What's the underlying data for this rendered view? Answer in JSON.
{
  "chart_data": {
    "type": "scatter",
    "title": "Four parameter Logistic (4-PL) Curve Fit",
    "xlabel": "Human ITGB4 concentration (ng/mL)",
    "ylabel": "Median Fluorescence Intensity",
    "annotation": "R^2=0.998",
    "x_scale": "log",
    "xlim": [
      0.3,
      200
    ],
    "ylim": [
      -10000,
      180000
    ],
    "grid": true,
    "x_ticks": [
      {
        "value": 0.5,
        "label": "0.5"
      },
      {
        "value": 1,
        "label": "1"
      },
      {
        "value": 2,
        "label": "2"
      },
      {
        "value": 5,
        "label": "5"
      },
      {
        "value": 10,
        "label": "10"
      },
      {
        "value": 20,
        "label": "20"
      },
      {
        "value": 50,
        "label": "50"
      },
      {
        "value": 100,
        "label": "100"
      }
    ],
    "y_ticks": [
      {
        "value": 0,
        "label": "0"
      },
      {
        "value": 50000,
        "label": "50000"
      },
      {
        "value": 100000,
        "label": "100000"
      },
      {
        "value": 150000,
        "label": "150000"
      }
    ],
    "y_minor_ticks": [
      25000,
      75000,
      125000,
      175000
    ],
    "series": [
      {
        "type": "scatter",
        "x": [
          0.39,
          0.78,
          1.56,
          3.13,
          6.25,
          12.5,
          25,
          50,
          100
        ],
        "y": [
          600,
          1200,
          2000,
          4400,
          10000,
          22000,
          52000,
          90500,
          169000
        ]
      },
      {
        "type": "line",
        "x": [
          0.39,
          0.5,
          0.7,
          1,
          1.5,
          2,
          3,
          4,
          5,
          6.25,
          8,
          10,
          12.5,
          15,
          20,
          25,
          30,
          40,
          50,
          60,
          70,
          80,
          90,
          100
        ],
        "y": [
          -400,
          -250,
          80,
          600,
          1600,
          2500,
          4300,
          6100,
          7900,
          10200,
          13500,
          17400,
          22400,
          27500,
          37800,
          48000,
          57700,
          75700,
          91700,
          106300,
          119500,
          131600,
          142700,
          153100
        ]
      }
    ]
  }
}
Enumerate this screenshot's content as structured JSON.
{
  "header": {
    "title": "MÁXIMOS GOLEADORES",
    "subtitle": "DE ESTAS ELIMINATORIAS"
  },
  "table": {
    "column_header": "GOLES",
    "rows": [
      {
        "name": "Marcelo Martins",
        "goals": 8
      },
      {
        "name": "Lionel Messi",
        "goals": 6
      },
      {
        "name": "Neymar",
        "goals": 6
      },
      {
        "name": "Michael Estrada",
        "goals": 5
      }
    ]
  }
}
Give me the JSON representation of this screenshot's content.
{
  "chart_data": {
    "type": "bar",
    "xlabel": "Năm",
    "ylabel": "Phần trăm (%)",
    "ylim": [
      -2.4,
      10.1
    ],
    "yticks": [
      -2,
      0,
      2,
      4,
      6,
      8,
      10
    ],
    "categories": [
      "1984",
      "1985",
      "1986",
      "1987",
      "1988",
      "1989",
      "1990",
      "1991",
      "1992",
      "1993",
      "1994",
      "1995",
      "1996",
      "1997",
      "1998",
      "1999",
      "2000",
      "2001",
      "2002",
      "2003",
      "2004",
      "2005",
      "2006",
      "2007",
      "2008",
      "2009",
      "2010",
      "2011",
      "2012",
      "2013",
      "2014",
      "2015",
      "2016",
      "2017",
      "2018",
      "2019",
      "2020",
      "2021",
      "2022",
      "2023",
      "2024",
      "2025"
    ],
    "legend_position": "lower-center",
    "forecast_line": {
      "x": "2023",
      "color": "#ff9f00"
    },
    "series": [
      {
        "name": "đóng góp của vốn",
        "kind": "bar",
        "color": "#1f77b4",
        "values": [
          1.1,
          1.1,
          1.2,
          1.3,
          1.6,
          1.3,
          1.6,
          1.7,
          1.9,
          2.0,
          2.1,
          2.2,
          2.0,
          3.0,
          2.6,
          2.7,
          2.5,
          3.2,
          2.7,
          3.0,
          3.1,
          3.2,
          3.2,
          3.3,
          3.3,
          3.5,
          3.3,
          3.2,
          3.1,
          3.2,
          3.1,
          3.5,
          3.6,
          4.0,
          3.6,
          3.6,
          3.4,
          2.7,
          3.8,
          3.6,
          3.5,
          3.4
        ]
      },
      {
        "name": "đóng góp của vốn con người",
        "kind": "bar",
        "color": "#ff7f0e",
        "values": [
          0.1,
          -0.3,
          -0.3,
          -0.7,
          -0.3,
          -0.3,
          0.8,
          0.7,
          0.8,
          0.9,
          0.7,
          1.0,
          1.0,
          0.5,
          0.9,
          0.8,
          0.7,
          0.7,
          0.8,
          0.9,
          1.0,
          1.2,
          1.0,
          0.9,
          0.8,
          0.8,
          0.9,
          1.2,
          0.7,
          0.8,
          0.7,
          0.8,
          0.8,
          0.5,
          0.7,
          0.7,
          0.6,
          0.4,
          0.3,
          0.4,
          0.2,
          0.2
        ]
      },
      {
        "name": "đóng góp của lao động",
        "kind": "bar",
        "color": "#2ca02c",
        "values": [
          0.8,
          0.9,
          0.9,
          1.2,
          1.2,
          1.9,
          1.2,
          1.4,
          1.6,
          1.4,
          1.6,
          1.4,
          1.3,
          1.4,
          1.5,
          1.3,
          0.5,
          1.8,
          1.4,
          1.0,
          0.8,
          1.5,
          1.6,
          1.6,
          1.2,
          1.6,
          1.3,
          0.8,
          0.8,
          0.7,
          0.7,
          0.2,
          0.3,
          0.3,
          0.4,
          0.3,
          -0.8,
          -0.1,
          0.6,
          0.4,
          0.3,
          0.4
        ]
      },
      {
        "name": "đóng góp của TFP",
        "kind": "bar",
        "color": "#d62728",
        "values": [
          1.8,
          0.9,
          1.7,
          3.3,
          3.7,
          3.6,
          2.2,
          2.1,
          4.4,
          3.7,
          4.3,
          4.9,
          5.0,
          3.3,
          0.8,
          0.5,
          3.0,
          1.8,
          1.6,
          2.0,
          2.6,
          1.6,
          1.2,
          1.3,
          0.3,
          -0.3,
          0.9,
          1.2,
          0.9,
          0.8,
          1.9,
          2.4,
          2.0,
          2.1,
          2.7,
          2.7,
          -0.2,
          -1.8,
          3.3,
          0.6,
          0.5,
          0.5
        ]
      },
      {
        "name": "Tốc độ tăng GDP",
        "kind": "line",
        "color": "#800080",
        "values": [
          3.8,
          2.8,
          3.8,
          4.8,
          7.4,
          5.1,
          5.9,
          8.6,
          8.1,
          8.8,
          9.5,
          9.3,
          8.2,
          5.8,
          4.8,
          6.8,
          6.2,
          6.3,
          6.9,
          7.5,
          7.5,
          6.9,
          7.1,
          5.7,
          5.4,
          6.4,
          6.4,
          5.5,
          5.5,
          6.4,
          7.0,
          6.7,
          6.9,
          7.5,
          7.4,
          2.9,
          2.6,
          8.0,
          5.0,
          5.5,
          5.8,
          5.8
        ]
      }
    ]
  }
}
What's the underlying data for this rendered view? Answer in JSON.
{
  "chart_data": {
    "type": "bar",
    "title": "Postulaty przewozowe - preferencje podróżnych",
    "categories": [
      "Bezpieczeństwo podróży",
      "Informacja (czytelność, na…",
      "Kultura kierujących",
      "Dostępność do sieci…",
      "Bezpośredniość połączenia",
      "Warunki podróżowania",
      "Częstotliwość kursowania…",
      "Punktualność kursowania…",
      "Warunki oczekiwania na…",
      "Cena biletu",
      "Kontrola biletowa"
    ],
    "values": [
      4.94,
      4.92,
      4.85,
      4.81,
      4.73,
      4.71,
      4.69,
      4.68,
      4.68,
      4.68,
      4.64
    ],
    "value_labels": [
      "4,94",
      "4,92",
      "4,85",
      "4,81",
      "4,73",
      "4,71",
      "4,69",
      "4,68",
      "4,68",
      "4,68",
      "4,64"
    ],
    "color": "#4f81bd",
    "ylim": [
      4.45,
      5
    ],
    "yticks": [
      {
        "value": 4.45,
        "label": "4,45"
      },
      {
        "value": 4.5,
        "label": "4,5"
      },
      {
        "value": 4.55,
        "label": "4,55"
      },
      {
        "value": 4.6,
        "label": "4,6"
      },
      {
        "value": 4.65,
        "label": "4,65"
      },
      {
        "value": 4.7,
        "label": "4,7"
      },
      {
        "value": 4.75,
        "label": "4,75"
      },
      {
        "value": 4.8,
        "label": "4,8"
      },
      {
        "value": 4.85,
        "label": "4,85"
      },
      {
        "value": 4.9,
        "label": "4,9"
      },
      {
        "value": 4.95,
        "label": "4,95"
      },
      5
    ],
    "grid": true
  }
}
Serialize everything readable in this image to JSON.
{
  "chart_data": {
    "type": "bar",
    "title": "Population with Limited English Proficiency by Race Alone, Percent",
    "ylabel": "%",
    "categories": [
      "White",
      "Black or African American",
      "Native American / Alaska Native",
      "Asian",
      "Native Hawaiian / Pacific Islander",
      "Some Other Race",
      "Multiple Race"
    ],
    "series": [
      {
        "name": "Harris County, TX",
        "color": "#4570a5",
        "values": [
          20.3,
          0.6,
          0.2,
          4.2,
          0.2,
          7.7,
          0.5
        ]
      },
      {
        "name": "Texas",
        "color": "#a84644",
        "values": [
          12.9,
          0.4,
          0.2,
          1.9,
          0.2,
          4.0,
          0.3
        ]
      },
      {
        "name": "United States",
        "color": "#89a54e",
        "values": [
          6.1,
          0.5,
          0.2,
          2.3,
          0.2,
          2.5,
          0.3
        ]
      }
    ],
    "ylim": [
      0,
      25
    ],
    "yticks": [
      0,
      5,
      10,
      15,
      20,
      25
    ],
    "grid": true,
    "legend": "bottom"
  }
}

________________________________________

AIM: Extract the closing run of lines, starting with the one containing "Serialize everything readable" and ending at the last, exactly as written.

SOLUTION FOR THIS EXERCISE:
Serialize everything readable in this image to JSON.
{
  "chart_data": {
    "type": "bar",
    "title": "Population with Limited English Proficiency by Race Alone, Percent",
    "ylabel": "%",
    "categories": [
      "White",
      "Black or African American",
      "Native American / Alaska Native",
      "Asian",
      "Native Hawaiian / Pacific Islander",
      "Some Other Race",
      "Multiple Race"
    ],
    "series": [
      {
        "name": "Harris County, TX",
        "color": "#4570a5",
        "values": [
          20.3,
          0.6,
          0.2,
          4.2,
          0.2,
          7.7,
          0.5
        ]
      },
      {
        "name": "Texas",
        "color": "#a84644",
        "values": [
          12.9,
          0.4,
          0.2,
          1.9,
          0.2,
          4.0,
          0.3
        ]
      },
      {
        "name": "United States",
        "color": "#89a54e",
        "values": [
          6.1,
          0.5,
          0.2,
          2.3,
          0.2,
          2.5,
          0.3
        ]
      }
    ],
    "ylim": [
      0,
      25
    ],
    "yticks": [
      0,
      5,
      10,
      15,
      20,
      25
    ],
    "grid": true,
    "legend": "bottom"
  }
}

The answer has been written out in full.